Please reproduce every line of the records below word for word, with nothing added, dropped, or changed.

## Listed entries
◇ ◇ ◇ ◇ ◇

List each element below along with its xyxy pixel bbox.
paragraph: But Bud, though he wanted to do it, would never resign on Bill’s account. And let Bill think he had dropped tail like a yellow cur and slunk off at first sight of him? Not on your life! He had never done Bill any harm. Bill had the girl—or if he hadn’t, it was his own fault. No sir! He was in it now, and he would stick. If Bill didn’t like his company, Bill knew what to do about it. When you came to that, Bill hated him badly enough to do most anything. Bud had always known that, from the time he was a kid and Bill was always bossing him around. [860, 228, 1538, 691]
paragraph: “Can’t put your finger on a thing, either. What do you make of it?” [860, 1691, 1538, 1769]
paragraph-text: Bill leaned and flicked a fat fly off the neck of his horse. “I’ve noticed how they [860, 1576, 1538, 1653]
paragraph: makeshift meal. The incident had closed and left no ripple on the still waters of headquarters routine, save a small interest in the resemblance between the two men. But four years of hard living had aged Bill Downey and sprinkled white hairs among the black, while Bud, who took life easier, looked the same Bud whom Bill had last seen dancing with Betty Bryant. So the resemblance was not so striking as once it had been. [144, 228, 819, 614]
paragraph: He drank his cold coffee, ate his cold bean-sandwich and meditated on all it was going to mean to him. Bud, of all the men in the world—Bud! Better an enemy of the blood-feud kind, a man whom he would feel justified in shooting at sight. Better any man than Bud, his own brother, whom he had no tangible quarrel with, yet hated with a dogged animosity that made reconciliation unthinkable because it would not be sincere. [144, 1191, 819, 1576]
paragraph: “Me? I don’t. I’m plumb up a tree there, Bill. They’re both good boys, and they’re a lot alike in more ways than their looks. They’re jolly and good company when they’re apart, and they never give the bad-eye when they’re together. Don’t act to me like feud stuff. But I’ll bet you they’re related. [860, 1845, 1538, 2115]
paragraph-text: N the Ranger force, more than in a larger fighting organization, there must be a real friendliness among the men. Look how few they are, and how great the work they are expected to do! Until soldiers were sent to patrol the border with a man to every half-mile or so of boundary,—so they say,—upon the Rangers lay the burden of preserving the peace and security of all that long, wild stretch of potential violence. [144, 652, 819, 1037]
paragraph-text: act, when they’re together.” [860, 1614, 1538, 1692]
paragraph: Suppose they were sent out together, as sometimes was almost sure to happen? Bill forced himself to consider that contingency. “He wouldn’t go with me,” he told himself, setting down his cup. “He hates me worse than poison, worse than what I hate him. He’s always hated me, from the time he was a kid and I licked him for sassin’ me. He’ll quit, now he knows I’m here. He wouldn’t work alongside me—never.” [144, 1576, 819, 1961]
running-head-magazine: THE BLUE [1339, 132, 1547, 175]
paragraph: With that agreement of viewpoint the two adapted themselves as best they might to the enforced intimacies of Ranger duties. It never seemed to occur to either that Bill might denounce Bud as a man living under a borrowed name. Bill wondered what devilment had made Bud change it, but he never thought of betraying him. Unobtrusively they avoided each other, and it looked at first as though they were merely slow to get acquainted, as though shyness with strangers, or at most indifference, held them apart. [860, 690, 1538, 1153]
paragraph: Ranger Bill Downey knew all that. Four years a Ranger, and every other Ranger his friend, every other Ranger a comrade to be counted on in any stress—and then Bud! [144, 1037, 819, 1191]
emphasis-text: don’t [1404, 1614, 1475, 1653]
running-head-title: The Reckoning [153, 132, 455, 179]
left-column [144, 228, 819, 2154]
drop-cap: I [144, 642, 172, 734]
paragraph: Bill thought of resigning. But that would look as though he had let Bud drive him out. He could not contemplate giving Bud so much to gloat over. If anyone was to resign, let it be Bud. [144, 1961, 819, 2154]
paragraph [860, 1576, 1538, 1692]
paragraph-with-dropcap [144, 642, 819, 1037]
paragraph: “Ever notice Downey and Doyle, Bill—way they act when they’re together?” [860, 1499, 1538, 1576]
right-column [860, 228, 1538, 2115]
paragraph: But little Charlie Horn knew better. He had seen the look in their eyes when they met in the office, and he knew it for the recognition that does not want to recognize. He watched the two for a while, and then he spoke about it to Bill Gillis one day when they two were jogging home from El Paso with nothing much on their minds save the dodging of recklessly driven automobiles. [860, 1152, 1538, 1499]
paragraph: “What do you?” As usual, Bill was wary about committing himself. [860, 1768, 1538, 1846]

◇ ◇ ◇ ◇ ◇

## Solution to this task
List each element below along with its xyxy pixel bbox.
paragraph: But Bud, though he wanted to do it, would never resign on Bill’s account. And let Bill think he had dropped tail like a yellow cur and slunk off at first sight of him? Not on your life! He had never done Bill any harm. Bill had the girl—or if he hadn’t, it was his own fault. No sir! He was in it now, and he would stick. If Bill didn’t like his company, Bill knew what to do about it. When you came to that, Bill hated him badly enough to do most anything. Bud had always known that, from the time he was a kid and Bill was always bossing him around. [860, 228, 1538, 691]
paragraph: “Can’t put your finger on a thing, either. What do you make of it?” [860, 1691, 1538, 1769]
paragraph-text: Bill leaned and flicked a fat fly off the neck of his horse. “I’ve noticed how they [860, 1576, 1538, 1653]
paragraph: makeshift meal. The incident had closed and left no ripple on the still waters of headquarters routine, save a small interest in the resemblance between the two men. But four years of hard living had aged Bill Downey and sprinkled white hairs among the black, while Bud, who took life easier, looked the same Bud whom Bill had last seen dancing with Betty Bryant. So the resemblance was not so striking as once it had been. [144, 228, 819, 614]
paragraph: He drank his cold coffee, ate his cold bean-sandwich and meditated on all it was going to mean to him. Bud, of all the men in the world—Bud! Better an enemy of the blood-feud kind, a man whom he would feel justified in shooting at sight. Better any man than Bud, his own brother, whom he had no tangible quarrel with, yet hated with a dogged animosity that made reconciliation unthinkable because it would not be sincere. [144, 1191, 819, 1576]
paragraph: “Me? I don’t. I’m plumb up a tree there, Bill. They’re both good boys, and they’re a lot alike in more ways than their looks. They’re jolly and good company when they’re apart, and they never give the bad-eye when they’re together. Don’t act to me like feud stuff. But I’ll bet you they’re related. [860, 1845, 1538, 2115]
paragraph-text: N the Ranger force, more than in a larger fighting organization, there must be a real friendliness among the men. Look how few they are, and how great the work they are expected to do! Until soldiers were sent to patrol the border with a man to every half-mile or so of boundary,—so they say,—upon the Rangers lay the burden of preserving the peace and security of all that long, wild stretch of potential violence. [144, 652, 819, 1037]
paragraph-text: act, when they’re together.” [860, 1614, 1538, 1692]
paragraph: Suppose they were sent out together, as sometimes was almost sure to happen? Bill forced himself to consider that contingency. “He wouldn’t go with me,” he told himself, setting down his cup. “He hates me worse than poison, worse than what I hate him. He’s always hated me, from the time he was a kid and I licked him for sassin’ me. He’ll quit, now he knows I’m here. He wouldn’t work alongside me—never.” [144, 1576, 819, 1961]
running-head-magazine: THE BLUE [1339, 132, 1547, 175]
paragraph: With that agreement of viewpoint the two adapted themselves as best they might to the enforced intimacies of Ranger duties. It never seemed to occur to either that Bill might denounce Bud as a man living under a borrowed name. Bill wondered what devilment had made Bud change it, but he never thought of betraying him. Unobtrusively they avoided each other, and it looked at first as though they were merely slow to get acquainted, as though shyness with strangers, or at most indifference, held them apart. [860, 690, 1538, 1153]
paragraph: Ranger Bill Downey knew all that. Four years a Ranger, and every other Ranger his friend, every other Ranger a comrade to be counted on in any stress—and then Bud! [144, 1037, 819, 1191]
emphasis-text: don’t [1404, 1614, 1475, 1653]
running-head-title: The Reckoning [153, 132, 455, 179]
left-column [144, 228, 819, 2154]
drop-cap: I [144, 642, 172, 734]
paragraph: Bill thought of resigning. But that would look as though he had let Bud drive him out. He could not contemplate giving Bud so much to gloat over. If anyone was to resign, let it be Bud. [144, 1961, 819, 2154]
paragraph [860, 1576, 1538, 1692]
paragraph-with-dropcap [144, 642, 819, 1037]
paragraph: “Ever notice Downey and Doyle, Bill—way they act when they’re together?” [860, 1499, 1538, 1576]
right-column [860, 228, 1538, 2115]
paragraph: But little Charlie Horn knew better. He had seen the look in their eyes when they met in the office, and he knew it for the recognition that does not want to recognize. He watched the two for a while, and then he spoke about it to Bill Gillis one day when they two were jogging home from El Paso with nothing much on their minds save the dodging of recklessly driven automobiles. [860, 1152, 1538, 1499]
paragraph: “What do you?” As usual, Bill was wary about committing himself. [860, 1768, 1538, 1846]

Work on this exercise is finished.